> **Exercise brief**
Scan the lines below for the string "document" and copy every one that has it.

[START OF Records to use]

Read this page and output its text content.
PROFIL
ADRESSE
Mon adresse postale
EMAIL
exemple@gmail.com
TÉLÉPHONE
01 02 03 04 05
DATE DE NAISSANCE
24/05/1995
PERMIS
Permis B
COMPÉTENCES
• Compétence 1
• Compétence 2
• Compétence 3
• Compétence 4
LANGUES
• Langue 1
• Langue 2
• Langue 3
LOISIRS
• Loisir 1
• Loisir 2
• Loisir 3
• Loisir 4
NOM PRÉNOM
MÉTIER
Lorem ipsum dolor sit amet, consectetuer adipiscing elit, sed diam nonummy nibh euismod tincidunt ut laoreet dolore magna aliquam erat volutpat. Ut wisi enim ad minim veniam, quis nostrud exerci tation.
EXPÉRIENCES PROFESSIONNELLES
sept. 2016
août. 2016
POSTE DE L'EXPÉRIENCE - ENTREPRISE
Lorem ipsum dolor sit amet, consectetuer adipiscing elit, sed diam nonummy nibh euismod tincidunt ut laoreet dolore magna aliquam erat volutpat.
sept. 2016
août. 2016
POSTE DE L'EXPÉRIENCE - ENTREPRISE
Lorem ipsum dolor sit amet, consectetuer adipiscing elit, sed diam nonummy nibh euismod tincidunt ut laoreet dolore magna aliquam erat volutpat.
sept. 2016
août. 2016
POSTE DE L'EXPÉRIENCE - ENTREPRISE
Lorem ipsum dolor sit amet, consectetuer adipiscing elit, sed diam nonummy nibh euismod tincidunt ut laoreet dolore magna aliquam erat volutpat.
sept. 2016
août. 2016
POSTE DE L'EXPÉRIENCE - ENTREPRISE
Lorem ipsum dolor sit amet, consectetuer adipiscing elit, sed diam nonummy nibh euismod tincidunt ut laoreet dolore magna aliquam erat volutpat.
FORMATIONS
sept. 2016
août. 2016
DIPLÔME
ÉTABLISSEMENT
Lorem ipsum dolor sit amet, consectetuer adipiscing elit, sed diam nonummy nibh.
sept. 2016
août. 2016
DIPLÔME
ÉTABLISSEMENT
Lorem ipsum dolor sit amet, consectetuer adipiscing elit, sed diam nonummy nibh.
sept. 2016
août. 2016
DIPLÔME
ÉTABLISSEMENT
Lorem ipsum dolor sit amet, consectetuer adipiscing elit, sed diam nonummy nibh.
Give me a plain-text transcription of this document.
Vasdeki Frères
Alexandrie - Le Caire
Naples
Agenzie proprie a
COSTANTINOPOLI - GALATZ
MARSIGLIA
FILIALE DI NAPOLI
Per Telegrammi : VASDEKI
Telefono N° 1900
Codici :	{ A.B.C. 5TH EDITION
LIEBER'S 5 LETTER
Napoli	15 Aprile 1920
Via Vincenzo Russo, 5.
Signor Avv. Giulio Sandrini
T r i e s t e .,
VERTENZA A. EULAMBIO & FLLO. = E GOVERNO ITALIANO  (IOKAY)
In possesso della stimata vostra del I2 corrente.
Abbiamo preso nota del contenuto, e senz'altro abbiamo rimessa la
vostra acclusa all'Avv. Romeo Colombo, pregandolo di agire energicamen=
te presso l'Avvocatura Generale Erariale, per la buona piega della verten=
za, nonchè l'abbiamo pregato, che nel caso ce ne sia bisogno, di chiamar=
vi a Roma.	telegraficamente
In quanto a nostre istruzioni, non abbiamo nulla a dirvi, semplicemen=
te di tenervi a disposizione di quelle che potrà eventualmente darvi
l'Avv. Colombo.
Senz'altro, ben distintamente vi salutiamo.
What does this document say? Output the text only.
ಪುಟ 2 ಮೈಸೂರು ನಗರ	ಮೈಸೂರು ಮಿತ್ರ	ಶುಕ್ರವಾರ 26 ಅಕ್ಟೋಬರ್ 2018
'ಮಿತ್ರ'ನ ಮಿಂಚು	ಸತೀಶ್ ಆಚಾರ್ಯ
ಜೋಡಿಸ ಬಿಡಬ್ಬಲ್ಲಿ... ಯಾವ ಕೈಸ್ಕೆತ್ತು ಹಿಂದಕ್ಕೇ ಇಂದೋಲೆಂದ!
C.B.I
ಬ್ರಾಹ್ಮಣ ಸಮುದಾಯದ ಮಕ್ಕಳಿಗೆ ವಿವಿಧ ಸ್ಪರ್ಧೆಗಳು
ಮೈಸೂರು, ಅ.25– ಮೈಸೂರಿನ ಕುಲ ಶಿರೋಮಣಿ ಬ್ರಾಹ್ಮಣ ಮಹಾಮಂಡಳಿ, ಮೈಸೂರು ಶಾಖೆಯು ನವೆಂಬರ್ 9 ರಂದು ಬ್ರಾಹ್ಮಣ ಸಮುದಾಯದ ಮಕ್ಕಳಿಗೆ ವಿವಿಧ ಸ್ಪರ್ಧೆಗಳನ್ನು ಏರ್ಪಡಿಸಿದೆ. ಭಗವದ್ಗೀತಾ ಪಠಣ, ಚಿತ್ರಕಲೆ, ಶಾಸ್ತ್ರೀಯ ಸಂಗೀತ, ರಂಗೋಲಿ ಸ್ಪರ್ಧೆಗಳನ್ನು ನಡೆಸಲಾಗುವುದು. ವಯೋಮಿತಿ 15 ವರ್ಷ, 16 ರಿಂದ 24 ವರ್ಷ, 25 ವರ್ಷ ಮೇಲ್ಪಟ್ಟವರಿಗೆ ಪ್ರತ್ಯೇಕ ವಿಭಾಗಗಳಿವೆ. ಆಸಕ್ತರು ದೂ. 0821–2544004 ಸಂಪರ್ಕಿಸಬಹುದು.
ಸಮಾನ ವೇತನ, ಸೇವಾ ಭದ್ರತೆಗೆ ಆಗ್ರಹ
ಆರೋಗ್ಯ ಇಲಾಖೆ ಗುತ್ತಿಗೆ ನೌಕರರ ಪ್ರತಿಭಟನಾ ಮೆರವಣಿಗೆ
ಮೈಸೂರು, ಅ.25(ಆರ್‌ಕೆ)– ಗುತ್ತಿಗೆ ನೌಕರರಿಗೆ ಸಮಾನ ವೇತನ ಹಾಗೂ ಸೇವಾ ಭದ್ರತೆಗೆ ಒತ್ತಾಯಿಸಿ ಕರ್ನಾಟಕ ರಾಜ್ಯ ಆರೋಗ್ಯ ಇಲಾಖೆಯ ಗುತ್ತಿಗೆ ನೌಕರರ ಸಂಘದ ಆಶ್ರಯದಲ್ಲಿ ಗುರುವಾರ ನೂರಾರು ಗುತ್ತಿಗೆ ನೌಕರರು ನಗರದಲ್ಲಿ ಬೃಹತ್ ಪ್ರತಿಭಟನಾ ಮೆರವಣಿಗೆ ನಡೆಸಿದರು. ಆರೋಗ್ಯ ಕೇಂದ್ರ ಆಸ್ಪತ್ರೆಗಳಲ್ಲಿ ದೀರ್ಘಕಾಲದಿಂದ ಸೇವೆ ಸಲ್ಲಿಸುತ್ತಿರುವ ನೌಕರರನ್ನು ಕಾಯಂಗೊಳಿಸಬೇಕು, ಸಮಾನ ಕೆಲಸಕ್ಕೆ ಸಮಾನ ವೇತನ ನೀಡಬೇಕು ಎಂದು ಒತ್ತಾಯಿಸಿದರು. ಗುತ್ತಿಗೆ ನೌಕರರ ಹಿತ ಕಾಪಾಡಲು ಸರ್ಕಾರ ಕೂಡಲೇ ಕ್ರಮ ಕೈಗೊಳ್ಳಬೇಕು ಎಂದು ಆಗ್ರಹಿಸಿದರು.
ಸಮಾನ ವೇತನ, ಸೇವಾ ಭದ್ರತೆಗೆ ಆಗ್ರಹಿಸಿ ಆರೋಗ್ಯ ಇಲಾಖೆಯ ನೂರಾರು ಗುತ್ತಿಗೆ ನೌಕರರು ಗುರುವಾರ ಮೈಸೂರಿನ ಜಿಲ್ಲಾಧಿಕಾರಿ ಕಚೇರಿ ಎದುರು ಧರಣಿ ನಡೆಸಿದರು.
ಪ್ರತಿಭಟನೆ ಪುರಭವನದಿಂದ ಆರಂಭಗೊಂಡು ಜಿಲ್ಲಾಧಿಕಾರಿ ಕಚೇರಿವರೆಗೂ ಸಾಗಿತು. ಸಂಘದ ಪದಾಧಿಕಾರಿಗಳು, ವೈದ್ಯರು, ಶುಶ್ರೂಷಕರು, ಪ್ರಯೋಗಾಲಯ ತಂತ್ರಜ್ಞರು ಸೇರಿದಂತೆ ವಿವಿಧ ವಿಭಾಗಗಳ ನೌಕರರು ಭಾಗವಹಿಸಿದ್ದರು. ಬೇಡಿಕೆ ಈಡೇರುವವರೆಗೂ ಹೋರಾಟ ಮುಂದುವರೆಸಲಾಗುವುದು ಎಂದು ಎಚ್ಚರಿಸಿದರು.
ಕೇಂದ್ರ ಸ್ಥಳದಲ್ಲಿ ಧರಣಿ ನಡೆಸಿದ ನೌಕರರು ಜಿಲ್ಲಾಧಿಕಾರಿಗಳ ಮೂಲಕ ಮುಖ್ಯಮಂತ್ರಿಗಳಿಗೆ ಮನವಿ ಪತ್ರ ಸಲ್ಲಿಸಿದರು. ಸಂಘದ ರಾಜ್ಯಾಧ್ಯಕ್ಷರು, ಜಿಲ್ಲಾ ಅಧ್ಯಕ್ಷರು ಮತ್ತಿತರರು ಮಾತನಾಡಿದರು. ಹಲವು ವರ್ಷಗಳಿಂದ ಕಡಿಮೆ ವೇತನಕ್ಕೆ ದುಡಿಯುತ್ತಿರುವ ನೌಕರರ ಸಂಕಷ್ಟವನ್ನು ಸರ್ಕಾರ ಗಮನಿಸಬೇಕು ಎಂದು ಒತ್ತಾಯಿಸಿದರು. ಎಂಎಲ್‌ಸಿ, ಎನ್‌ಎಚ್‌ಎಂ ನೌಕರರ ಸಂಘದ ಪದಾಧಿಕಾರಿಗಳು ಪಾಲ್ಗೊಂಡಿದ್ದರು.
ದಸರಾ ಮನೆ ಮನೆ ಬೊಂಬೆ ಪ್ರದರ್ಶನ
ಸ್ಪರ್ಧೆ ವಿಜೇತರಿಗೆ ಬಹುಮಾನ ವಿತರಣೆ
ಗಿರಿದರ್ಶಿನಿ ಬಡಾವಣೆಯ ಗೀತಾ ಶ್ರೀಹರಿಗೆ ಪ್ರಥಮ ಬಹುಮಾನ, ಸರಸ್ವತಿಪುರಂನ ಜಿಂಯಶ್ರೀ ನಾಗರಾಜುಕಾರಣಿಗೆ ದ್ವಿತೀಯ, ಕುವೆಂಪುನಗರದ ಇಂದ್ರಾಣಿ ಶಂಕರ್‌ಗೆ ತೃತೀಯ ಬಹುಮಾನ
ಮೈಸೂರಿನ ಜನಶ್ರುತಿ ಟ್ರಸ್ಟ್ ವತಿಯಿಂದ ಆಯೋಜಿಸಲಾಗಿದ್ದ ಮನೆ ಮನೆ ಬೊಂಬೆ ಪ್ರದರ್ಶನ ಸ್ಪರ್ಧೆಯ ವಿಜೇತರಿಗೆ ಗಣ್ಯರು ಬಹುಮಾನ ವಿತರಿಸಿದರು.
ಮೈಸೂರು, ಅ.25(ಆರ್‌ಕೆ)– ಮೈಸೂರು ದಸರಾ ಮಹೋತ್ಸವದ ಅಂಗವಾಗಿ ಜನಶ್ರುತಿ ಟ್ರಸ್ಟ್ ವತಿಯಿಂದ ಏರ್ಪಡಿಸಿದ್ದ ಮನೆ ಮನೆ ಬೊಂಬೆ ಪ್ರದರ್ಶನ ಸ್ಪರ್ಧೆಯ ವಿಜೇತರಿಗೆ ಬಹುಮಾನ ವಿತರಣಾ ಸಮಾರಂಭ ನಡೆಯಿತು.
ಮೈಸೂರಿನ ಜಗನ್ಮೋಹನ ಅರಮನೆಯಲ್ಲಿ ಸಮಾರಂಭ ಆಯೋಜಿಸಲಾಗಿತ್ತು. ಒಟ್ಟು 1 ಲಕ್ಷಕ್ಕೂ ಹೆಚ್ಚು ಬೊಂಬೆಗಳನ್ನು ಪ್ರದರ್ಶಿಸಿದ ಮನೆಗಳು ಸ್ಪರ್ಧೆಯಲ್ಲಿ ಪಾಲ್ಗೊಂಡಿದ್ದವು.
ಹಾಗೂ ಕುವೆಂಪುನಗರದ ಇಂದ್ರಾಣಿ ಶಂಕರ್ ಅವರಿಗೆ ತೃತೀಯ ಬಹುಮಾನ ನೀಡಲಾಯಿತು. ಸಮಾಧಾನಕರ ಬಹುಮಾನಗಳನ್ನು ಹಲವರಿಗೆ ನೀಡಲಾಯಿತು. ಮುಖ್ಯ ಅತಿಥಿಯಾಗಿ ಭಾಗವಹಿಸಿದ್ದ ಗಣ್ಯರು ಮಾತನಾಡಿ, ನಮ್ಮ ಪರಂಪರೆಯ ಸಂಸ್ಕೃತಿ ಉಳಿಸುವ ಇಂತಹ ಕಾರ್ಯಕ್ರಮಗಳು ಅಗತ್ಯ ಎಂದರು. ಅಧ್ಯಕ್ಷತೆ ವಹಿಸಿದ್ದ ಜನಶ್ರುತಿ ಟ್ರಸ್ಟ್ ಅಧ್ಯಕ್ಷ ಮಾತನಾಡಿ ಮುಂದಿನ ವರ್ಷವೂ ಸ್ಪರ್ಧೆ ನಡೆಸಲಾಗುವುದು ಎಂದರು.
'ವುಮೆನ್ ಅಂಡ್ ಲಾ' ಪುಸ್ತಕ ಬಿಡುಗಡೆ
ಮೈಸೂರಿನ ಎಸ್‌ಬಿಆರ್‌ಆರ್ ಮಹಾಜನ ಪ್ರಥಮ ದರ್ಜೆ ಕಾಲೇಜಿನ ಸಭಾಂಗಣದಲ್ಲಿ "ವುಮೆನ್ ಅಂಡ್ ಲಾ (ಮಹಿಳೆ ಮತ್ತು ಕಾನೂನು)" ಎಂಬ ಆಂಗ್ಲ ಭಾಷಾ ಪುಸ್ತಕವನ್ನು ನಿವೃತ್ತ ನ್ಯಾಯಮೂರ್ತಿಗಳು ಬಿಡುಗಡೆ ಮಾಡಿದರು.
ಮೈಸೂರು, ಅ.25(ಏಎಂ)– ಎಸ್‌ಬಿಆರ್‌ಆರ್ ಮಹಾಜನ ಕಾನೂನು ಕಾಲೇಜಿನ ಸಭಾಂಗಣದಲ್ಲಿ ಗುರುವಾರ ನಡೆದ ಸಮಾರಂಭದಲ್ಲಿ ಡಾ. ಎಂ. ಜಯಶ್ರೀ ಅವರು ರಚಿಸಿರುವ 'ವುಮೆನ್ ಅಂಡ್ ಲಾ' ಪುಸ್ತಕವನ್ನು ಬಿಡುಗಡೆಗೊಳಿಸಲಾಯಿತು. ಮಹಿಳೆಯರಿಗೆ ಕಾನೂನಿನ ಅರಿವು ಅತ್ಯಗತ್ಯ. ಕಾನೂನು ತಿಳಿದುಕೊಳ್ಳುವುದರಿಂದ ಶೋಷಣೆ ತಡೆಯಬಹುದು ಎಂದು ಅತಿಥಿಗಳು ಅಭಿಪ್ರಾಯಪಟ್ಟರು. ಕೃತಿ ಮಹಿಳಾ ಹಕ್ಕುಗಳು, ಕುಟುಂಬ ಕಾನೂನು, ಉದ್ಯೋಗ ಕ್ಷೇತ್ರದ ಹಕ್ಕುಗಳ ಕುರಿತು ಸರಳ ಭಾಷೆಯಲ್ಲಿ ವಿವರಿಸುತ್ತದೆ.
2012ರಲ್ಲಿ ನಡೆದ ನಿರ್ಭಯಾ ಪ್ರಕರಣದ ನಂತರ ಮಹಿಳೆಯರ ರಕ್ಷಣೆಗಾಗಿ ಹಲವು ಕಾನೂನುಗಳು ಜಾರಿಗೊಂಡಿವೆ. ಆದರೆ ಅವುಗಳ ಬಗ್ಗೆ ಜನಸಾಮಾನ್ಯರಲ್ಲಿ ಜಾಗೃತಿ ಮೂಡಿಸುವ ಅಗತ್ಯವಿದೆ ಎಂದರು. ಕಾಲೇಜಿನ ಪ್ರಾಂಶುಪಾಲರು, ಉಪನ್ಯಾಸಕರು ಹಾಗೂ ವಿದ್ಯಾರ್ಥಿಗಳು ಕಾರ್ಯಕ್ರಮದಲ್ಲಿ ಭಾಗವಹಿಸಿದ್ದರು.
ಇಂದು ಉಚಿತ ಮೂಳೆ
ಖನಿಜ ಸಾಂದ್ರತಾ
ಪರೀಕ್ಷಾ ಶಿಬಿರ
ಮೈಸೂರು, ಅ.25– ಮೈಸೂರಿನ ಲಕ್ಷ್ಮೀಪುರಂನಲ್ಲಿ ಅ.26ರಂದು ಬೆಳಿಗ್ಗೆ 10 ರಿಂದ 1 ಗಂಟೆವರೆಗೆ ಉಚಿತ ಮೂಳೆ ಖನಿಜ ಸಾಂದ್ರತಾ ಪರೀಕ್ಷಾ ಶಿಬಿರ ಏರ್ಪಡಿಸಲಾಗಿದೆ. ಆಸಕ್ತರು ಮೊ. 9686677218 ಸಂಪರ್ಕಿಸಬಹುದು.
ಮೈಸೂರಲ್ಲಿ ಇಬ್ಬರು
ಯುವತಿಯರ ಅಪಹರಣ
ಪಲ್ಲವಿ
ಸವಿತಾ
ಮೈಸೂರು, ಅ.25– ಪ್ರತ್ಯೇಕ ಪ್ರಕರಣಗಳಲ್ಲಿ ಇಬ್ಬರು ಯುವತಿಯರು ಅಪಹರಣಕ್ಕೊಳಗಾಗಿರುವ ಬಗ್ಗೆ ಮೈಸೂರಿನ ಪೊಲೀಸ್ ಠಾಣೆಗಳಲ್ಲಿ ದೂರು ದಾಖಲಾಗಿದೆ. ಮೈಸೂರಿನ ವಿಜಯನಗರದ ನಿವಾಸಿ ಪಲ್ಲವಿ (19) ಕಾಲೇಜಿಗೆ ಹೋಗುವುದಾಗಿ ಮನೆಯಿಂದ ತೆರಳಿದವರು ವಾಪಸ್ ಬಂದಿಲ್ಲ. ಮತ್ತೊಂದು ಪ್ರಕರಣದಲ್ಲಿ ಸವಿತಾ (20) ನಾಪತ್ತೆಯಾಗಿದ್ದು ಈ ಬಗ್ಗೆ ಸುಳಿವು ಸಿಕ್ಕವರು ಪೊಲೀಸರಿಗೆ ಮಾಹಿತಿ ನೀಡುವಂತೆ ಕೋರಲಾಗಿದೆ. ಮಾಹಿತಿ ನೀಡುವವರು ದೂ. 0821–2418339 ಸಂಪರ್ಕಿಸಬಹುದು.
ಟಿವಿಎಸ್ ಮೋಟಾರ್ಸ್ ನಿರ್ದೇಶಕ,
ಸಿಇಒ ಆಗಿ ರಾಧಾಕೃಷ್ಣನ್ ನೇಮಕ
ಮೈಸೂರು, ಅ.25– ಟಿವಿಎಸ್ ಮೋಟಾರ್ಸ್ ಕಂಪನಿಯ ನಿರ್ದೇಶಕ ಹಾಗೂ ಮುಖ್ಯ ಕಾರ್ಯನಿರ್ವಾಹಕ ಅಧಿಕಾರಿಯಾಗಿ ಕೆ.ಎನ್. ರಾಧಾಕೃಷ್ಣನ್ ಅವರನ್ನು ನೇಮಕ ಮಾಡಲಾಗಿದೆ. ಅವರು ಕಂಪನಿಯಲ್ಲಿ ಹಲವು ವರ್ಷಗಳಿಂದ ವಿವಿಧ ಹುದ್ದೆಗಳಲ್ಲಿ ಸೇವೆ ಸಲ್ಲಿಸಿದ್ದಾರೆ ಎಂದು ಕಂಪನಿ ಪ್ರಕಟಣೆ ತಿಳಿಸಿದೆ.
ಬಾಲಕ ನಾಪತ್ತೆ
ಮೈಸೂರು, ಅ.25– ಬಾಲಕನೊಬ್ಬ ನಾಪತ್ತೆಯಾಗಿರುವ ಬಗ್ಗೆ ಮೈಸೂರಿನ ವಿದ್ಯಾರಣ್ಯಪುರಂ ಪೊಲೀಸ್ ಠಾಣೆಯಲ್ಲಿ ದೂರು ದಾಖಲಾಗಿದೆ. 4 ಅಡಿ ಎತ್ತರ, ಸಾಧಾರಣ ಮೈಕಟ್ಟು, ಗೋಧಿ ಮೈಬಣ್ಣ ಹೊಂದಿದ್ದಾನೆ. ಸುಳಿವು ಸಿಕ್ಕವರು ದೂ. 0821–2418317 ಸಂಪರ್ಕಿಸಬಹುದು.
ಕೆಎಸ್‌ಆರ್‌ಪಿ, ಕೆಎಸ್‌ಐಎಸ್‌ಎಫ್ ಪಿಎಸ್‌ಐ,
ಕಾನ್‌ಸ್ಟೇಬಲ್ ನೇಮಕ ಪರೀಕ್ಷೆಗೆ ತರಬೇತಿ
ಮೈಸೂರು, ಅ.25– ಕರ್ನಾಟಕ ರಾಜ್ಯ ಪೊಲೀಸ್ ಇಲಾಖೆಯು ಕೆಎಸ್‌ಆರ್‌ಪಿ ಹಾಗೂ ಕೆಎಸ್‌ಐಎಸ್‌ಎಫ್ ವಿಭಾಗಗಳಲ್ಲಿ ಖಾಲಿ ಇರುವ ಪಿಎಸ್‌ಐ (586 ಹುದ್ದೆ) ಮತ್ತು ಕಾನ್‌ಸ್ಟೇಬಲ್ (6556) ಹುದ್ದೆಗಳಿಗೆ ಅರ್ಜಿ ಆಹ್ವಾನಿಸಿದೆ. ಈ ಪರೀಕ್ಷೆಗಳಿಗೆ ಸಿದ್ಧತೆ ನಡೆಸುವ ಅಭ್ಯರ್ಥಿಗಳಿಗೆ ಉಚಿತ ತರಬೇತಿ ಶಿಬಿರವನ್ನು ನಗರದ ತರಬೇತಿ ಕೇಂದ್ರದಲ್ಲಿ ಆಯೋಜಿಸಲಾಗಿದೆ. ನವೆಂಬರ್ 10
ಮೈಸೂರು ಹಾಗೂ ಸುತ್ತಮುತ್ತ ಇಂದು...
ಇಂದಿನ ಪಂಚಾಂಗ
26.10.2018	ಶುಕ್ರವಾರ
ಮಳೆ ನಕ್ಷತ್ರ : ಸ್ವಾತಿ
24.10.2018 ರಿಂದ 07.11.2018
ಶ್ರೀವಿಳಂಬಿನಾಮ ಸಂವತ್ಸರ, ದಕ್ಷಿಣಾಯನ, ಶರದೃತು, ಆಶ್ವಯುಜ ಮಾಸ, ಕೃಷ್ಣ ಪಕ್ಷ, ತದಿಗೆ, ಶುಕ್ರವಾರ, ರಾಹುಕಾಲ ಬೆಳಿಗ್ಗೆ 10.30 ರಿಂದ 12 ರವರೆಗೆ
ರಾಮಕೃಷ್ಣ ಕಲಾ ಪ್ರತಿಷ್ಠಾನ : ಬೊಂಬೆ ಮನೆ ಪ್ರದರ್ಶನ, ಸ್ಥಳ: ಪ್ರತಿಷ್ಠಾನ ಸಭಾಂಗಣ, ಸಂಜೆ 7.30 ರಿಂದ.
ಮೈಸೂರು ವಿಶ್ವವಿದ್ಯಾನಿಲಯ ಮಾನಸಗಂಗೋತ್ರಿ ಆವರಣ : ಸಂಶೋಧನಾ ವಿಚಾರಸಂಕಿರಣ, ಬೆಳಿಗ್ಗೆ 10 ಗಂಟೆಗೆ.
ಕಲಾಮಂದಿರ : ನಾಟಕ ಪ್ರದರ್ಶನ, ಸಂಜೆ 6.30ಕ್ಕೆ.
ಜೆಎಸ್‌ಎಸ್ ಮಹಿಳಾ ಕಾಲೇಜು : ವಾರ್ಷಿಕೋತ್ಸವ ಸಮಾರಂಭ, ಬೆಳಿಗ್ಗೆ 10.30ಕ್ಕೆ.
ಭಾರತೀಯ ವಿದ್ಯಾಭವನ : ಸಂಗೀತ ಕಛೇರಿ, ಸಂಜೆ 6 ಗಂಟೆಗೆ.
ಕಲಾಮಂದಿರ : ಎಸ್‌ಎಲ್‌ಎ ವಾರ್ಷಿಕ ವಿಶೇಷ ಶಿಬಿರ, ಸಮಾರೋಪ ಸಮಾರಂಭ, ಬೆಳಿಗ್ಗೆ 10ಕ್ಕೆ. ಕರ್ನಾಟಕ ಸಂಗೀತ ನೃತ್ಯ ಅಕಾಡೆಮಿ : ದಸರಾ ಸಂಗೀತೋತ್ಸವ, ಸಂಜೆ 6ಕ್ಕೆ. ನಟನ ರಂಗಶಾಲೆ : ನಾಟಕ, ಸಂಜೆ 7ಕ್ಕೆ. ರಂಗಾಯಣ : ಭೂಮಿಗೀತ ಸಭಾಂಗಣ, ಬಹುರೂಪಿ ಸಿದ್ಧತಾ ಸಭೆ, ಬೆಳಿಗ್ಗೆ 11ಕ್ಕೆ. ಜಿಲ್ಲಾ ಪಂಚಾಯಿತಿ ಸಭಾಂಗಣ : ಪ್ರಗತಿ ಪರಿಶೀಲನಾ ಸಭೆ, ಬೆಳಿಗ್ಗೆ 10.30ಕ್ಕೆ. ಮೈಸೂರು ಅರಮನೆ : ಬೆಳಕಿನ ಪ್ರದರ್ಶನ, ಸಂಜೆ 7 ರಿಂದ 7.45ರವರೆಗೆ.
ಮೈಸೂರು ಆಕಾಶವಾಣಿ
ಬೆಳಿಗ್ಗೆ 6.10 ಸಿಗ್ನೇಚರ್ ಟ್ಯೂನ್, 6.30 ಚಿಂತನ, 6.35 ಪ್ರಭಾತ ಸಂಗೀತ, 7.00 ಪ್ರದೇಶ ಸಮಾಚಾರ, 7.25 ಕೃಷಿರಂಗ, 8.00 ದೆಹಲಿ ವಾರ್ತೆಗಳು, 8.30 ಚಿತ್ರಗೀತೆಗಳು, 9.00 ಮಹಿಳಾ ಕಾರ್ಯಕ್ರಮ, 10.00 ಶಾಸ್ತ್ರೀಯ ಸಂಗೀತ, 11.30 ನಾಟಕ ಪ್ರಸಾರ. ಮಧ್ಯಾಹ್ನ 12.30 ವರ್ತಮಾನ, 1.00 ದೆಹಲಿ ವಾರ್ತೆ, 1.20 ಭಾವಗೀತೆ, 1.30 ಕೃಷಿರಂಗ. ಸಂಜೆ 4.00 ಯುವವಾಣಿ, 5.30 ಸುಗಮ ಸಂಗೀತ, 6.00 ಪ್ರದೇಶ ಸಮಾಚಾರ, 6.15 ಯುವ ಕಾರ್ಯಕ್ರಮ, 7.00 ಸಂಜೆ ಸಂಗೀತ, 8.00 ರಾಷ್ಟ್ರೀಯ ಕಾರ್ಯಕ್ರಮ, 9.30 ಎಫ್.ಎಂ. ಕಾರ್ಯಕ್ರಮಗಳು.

[END OF Records to use]

> **Output for this exercise**
Give me a plain-text transcription of this document.
What does this document say? Output the text only.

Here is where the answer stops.